§ TEXT EXCERPT

[start]

When this alloy is used for the manufacture of a barrel used as the energy source for a mechanical timepiece movement, its improved ductility makes it possible to reduce the diameter of the eye and therefore to increase, for a given barrel drum diameter, the power reserve of the movement.
Other features and advantages of the invention will appear upon reading the following detailed description, with reference to the annexed drawings, in which:
The invention concerns the field of timepiece movements, and in particular springs for storing energy, return or shock absorber springs: spiral springs such as a mainspring, or striking spring, or suchlike or a flat spring such as a jumper, shock absorber or suchlike.
It is an object of the invention to address the problem of producing timepiece springs having extreme longevity, small dimensions and notably spiral springs having a thickness of less than 0.200 mm.
A very long campaign of tests is required to test theoretically suitable alloys and to set the parameter(s) permitting feasibility with the required performance and dimensions.
More specifically, the problem is amplified with regard to the production of a spiral spring 1 having an inner coil 11 adapted, in the case of a barrel, to a core or an arbour 50 of very small diameter, less than 4.3 mm and notably less than 1.5 mm, or even less than 1.2 mm in so called barrels with “reduced core diameter”, or in the case of a balance spring for an escapement mechanism with a collet also having a very small diameter, notably less than 1.5 mm. Metallurgical tests are particularly focussed on maximum lengthening values.
The experimental campaign demonstrates that suitability for manufacturing a spiral spring is directly connected to the C/N ratio, between the mass of carbon and of nitrogen in the alloy, which must be comprised within a specific range, and to the absolute and relative maximum mass of carbon and nitrogen. This manufacture conventionally includes a blank production process including transformation of a cast billet of alloy by forging, rolling and possibly by drawing or wire drawing to obtain a wire rod having a diameter of around 6 mm, which is then skinned and cleaned, prior to a series of other wire drawing operations separated by recrystallisation heat treatments. A finishing process follows, which may include at least one more wire drawing, and at least one cold rolling, then specific finishing operations for setting the geometry of the spiral, in a free profile known as a treble clef.

[end]

§ WORK INSTRUCTIONS
**1.** Summarize the timepiece spring excerpt in two sentences.
**2.** In one to three sentences, explain how, according to the timepiece spring excerpt, the alloy's improved ductility leads to a greater power reserve when it is used for a barrel.

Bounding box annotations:

[start]

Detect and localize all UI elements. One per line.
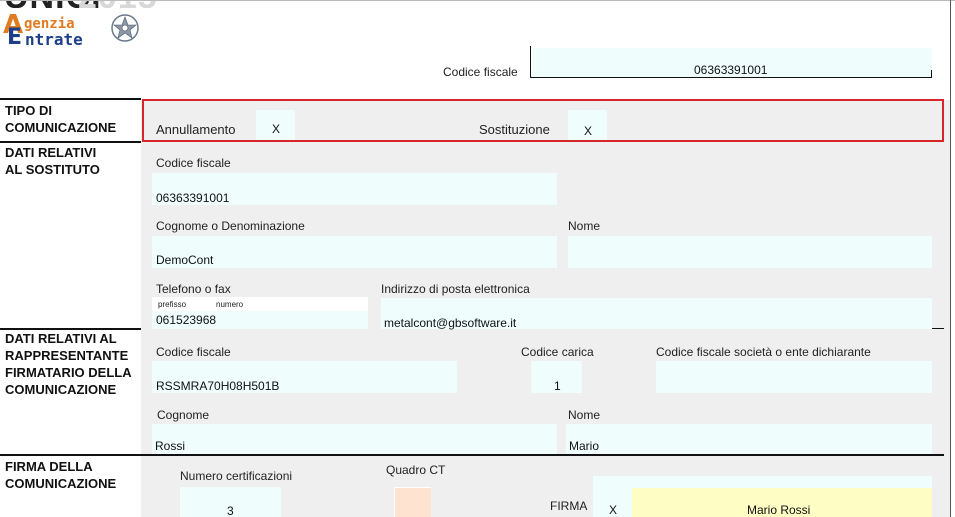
codice-carica-value: 1	[554, 379, 561, 393]
section-tipo-line1: TIPO DI	[5, 103, 52, 118]
logo-letter-e: E	[7, 25, 23, 50]
numero-certificazioni-field[interactable]: 3	[180, 487, 281, 517]
section-rappresentante-line4: COMUNICAZIONE	[5, 382, 117, 397]
prefisso-label: prefisso	[158, 300, 187, 309]
rappresentante-nome-value: Mario	[569, 439, 600, 453]
sostituto-email-label: Indirizzo di posta elettronica	[381, 282, 530, 296]
section-firma-line2: COMUNICAZIONE	[5, 476, 117, 491]
form-title: UNICI 2015	[0, 0, 955, 8]
sostituto-email-field[interactable]: metalcont@gbsoftware.it	[381, 298, 932, 330]
divider-firma	[0, 454, 944, 456]
sostituto-nome-field[interactable]	[568, 236, 932, 268]
sostituto-cognome-value: DemoCont	[156, 253, 214, 267]
firma-check-value: X	[609, 503, 618, 517]
header-codice-fiscale-label: Codice fiscale	[443, 65, 518, 79]
sostituzione-check-value: X	[584, 124, 593, 138]
emblem-icon	[111, 14, 139, 42]
rappresentante-nome-field[interactable]: Mario	[566, 424, 932, 454]
section-rappresentante-line2: RAPPRESENTANTE	[5, 348, 129, 363]
section-sostituto: DATI RELATIVI AL SOSTITUTO	[5, 144, 100, 178]
quadro-ct-checkbox[interactable]	[394, 487, 431, 517]
divider-sostituto	[0, 141, 141, 143]
annullamento-label: Annullamento	[156, 122, 236, 137]
rappresentante-codice-fiscale-field[interactable]: RSSMRA70H08H501B	[152, 361, 457, 393]
rappresentante-codice-fiscale-value: RSSMRA70H08H501B	[156, 379, 280, 393]
sostituto-codice-fiscale-value: 06363391001	[156, 191, 230, 205]
sostituto-telefono-field[interactable]: prefisso numero 061523968	[152, 297, 368, 329]
rappresentante-cognome-label: Cognome	[157, 408, 210, 422]
rappresentante-codice-fiscale-label: Codice fiscale	[156, 345, 231, 359]
annullamento-check-value: X	[272, 122, 281, 136]
header-field-underline	[530, 77, 932, 78]
rappresentante-cognome-field[interactable]: Rossi	[152, 424, 557, 454]
sostituto-cognome-label: Cognome o Denominazione	[156, 219, 305, 233]
divider-tipo	[0, 98, 141, 100]
numero-certificazioni-value: 3	[227, 504, 234, 517]
section-rappresentante-line3: FIRMATARIO DELLA	[5, 365, 132, 380]
cf-societa-label: Codice fiscale società o ente dichiarant…	[656, 345, 871, 359]
sostituto-telefono-value: 061523968	[156, 313, 217, 327]
rappresentante-nome-label: Nome	[568, 408, 601, 422]
firma-signature-value: Mario Rossi	[747, 503, 811, 517]
firma-checkbox[interactable]: X	[597, 488, 631, 517]
sostituto-cognome-field[interactable]: DemoCont	[152, 236, 557, 268]
section-firma-line1: FIRMA DELLA	[5, 459, 93, 474]
section-sostituto-line2: AL SOSTITUTO	[5, 162, 100, 177]
section-tipo-line2: COMUNICAZIONE	[5, 120, 117, 135]
header-field-leftbar	[530, 46, 531, 78]
email-underline	[932, 328, 944, 329]
section-sostituto-line1: DATI RELATIVI	[5, 145, 97, 160]
sostituto-codice-fiscale-field[interactable]: 06363391001	[152, 173, 557, 205]
cf-societa-field[interactable]	[656, 361, 932, 393]
sostituto-telefono-label: Telefono o fax	[156, 282, 231, 296]
sostituto-nome-label: Nome	[568, 219, 601, 233]
sostituto-email-value: metalcont@gbsoftware.it	[384, 316, 517, 330]
sostituto-codice-fiscale-label: Codice fiscale	[156, 156, 231, 170]
annullamento-checkbox[interactable]: X	[256, 110, 295, 140]
rappresentante-cognome-value: Rossi	[155, 439, 186, 453]
header-codice-fiscale-value: 06363391001	[694, 63, 768, 77]
logo-text-entrate: ntrate	[25, 30, 83, 49]
section-tipo-comunicazione: TIPO DI COMUNICAZIONE	[5, 102, 116, 136]
section-firma: FIRMA DELLA COMUNICAZIONE	[5, 458, 116, 492]
firma-label: FIRMA	[550, 499, 588, 513]
header-field-rightbar	[931, 70, 932, 78]
agenzia-entrate-logo: A genzia E ntrate	[0, 8, 145, 50]
codice-carica-label: Codice carica	[521, 345, 594, 359]
numero-certificazioni-label: Numero certificazioni	[180, 469, 293, 483]
section-rappresentante-line1: DATI RELATIVI AL	[5, 331, 117, 346]
firma-signature-field[interactable]: Mario Rossi	[632, 488, 932, 517]
quadro-ct-label: Quadro CT	[386, 463, 446, 477]
codice-carica-field[interactable]: 1	[531, 361, 582, 393]
top-rule	[0, 0, 955, 1]
sostituzione-checkbox[interactable]: X	[568, 110, 607, 140]
sostituzione-label: Sostituzione	[479, 122, 550, 137]
form-title-faded: 2015	[78, 0, 158, 8]
header-codice-fiscale-field[interactable]: 06363391001	[532, 48, 932, 77]
right-border	[950, 0, 951, 517]
numero-label: numero	[216, 300, 244, 309]
section-rappresentante: DATI RELATIVI AL RAPPRESENTANTE FIRMATAR…	[5, 330, 132, 398]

[end]

§ EXPECTED ANSWERS
**1.** The invention concerns timepiece springs, such as mainsprings, striking springs and flat springs, and aims to produce springs with extreme longevity and small dimensions, notably spiral springs thinner than 0.200 mm. Testing showed that an alloy's suitability for making a spiral spring depends on its C/N ratio of carbon to nitrogen mass, which must fall within a specific range, and on the absolute and relative maximum mass of carbon and nitrogen.

**2.** The improved ductility makes it possible to reduce the diameter of the eye. A smaller eye in turn allows the power reserve of the movement to be increased for a given barrel drum diameter.